-- Start Records supplied --

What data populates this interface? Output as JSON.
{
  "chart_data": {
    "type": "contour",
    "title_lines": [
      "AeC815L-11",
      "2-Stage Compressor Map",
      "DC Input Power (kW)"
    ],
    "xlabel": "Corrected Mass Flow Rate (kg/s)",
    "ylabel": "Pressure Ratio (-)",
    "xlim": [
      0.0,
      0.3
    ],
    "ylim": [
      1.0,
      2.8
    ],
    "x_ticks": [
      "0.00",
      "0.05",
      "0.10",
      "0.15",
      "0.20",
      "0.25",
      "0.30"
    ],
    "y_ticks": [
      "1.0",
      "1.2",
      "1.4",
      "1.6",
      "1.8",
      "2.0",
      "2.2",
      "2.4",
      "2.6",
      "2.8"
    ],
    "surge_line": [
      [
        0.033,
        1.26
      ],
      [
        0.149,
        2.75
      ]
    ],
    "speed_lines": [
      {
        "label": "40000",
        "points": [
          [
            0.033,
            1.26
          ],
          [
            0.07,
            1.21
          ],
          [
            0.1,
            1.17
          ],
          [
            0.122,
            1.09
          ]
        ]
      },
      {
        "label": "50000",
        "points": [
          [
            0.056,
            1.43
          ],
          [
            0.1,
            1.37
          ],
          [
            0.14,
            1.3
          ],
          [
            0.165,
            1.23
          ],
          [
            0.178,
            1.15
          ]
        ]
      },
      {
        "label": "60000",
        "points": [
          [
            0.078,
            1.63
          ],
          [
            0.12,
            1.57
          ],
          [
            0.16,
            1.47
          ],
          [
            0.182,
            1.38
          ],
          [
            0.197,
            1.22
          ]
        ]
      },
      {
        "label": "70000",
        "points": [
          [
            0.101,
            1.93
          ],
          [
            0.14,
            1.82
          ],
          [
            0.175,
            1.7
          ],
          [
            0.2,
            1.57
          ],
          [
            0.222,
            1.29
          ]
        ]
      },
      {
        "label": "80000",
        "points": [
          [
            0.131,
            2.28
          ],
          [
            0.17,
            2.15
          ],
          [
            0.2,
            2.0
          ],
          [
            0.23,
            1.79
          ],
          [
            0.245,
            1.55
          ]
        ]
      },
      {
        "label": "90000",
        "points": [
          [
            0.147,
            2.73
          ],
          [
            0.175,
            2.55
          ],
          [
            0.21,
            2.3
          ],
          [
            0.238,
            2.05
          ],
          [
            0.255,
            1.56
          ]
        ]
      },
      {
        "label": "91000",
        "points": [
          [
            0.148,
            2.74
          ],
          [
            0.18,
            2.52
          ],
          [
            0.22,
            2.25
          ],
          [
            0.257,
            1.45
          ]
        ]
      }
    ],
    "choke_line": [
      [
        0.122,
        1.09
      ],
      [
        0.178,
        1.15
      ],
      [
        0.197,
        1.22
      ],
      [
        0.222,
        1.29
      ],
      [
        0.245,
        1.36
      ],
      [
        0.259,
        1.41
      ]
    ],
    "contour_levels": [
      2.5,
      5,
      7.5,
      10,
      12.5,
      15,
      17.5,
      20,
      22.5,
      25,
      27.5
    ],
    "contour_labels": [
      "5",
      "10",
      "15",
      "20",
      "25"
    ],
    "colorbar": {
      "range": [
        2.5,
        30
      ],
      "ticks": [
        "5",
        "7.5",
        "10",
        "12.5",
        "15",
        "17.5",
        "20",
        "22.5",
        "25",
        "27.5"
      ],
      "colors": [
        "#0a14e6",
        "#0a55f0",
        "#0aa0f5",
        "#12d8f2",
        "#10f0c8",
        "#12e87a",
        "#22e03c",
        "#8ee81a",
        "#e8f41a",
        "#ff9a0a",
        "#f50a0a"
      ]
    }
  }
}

-- End Records supplied --

● Set exercise
Word for word, restate all of the data shown above.

● Answer to this problem
What data populates this interface? Output as JSON.
{
  "chart_data": {
    "type": "contour",
    "title_lines": [
      "AeC815L-11",
      "2-Stage Compressor Map",
      "DC Input Power (kW)"
    ],
    "xlabel": "Corrected Mass Flow Rate (kg/s)",
    "ylabel": "Pressure Ratio (-)",
    "xlim": [
      0.0,
      0.3
    ],
    "ylim": [
      1.0,
      2.8
    ],
    "x_ticks": [
      "0.00",
      "0.05",
      "0.10",
      "0.15",
      "0.20",
      "0.25",
      "0.30"
    ],
    "y_ticks": [
      "1.0",
      "1.2",
      "1.4",
      "1.6",
      "1.8",
      "2.0",
      "2.2",
      "2.4",
      "2.6",
      "2.8"
    ],
    "surge_line": [
      [
        0.033,
        1.26
      ],
      [
        0.149,
        2.75
      ]
    ],
    "speed_lines": [
      {
        "label": "40000",
        "points": [
          [
            0.033,
            1.26
          ],
          [
            0.07,
            1.21
          ],
          [
            0.1,
            1.17
          ],
          [
            0.122,
            1.09
          ]
        ]
      },
      {
        "label": "50000",
        "points": [
          [
            0.056,
            1.43
          ],
          [
            0.1,
            1.37
          ],
          [
            0.14,
            1.3
          ],
          [
            0.165,
            1.23
          ],
          [
            0.178,
            1.15
          ]
        ]
      },
      {
        "label": "60000",
        "points": [
          [
            0.078,
            1.63
          ],
          [
            0.12,
            1.57
          ],
          [
            0.16,
            1.47
          ],
          [
            0.182,
            1.38
          ],
          [
            0.197,
            1.22
          ]
        ]
      },
      {
        "label": "70000",
        "points": [
          [
            0.101,
            1.93
          ],
          [
            0.14,
            1.82
          ],
          [
            0.175,
            1.7
          ],
          [
            0.2,
            1.57
          ],
          [
            0.222,
            1.29
          ]
        ]
      },
      {
        "label": "80000",
        "points": [
          [
            0.131,
            2.28
          ],
          [
            0.17,
            2.15
          ],
          [
            0.2,
            2.0
          ],
          [
            0.23,
            1.79
          ],
          [
            0.245,
            1.55
          ]
        ]
      },
      {
        "label": "90000",
        "points": [
          [
            0.147,
            2.73
          ],
          [
            0.175,
            2.55
          ],
          [
            0.21,
            2.3
          ],
          [
            0.238,
            2.05
          ],
          [
            0.255,
            1.56
          ]
        ]
      },
      {
        "label": "91000",
        "points": [
          [
            0.148,
            2.74
          ],
          [
            0.18,
            2.52
          ],
          [
            0.22,
            2.25
          ],
          [
            0.257,
            1.45
          ]
        ]
      }
    ],
    "choke_line": [
      [
        0.122,
        1.09
      ],
      [
        0.178,
        1.15
      ],
      [
        0.197,
        1.22
      ],
      [
        0.222,
        1.29
      ],
      [
        0.245,
        1.36
      ],
      [
        0.259,
        1.41
      ]
    ],
    "contour_levels": [
      2.5,
      5,
      7.5,
      10,
      12.5,
      15,
      17.5,
      20,
      22.5,
      25,
      27.5
    ],
    "contour_labels": [
      "5",
      "10",
      "15",
      "20",
      "25"
    ],
    "colorbar": {
      "range": [
        2.5,
        30
      ],
      "ticks": [
        "5",
        "7.5",
        "10",
        "12.5",
        "15",
        "17.5",
        "20",
        "22.5",
        "25",
        "27.5"
      ],
      "colors": [
        "#0a14e6",
        "#0a55f0",
        "#0aa0f5",
        "#12d8f2",
        "#10f0c8",
        "#12e87a",
        "#22e03c",
        "#8ee81a",
        "#e8f41a",
        "#ff9a0a",
        "#f50a0a"
      ]
    }
  }
}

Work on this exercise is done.